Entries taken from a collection
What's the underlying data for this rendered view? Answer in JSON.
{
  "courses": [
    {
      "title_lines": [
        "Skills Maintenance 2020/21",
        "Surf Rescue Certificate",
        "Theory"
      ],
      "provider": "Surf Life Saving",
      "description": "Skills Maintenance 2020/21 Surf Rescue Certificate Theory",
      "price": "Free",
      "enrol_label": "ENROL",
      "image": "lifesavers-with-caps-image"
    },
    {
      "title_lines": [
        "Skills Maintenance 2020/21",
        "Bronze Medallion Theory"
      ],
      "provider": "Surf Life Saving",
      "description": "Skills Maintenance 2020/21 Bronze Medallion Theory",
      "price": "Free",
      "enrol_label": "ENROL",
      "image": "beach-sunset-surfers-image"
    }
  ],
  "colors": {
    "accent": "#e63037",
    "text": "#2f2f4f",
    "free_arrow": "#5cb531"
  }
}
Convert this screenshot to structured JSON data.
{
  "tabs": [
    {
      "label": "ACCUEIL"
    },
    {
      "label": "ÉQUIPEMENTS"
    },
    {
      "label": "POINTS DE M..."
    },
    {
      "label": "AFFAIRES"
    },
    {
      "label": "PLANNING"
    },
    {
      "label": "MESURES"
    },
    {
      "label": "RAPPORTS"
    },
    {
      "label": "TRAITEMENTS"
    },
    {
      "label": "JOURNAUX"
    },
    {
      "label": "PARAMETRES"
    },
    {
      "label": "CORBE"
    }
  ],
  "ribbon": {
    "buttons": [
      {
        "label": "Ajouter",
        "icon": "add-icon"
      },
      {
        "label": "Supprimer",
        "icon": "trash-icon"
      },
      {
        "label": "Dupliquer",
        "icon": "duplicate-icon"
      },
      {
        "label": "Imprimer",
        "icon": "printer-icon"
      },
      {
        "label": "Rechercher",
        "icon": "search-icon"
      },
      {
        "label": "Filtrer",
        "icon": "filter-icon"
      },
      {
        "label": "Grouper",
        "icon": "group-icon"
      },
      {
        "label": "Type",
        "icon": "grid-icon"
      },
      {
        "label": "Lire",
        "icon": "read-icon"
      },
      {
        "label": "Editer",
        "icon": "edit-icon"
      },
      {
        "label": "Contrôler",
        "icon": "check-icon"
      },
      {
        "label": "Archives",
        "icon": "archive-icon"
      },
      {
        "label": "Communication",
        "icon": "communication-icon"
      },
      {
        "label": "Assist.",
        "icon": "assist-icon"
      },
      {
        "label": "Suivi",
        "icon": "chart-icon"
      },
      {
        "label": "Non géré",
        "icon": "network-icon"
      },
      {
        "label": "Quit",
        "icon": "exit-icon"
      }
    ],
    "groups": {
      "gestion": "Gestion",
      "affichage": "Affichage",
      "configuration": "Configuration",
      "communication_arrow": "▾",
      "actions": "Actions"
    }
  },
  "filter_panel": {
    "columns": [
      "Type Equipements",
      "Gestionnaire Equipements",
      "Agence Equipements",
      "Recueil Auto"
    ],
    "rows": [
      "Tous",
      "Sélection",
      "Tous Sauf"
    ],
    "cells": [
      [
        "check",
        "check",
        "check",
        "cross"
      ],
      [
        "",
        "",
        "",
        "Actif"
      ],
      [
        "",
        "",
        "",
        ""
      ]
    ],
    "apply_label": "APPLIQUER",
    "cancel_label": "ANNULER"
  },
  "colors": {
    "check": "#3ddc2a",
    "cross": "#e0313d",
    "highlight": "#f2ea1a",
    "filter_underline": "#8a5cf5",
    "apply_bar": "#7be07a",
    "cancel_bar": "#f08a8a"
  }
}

WHAT YOU NEED TO DO:
Pull every line containing the word "Skills" out of the material and copy it.

CORRECT ANSWER:
        "Skills Maintenance 2020/21",
      "description": "Skills Maintenance 2020/21 Surf Rescue Certificate Theory",
        "Skills Maintenance 2020/21",
      "description": "Skills Maintenance 2020/21 Bronze Medallion Theory",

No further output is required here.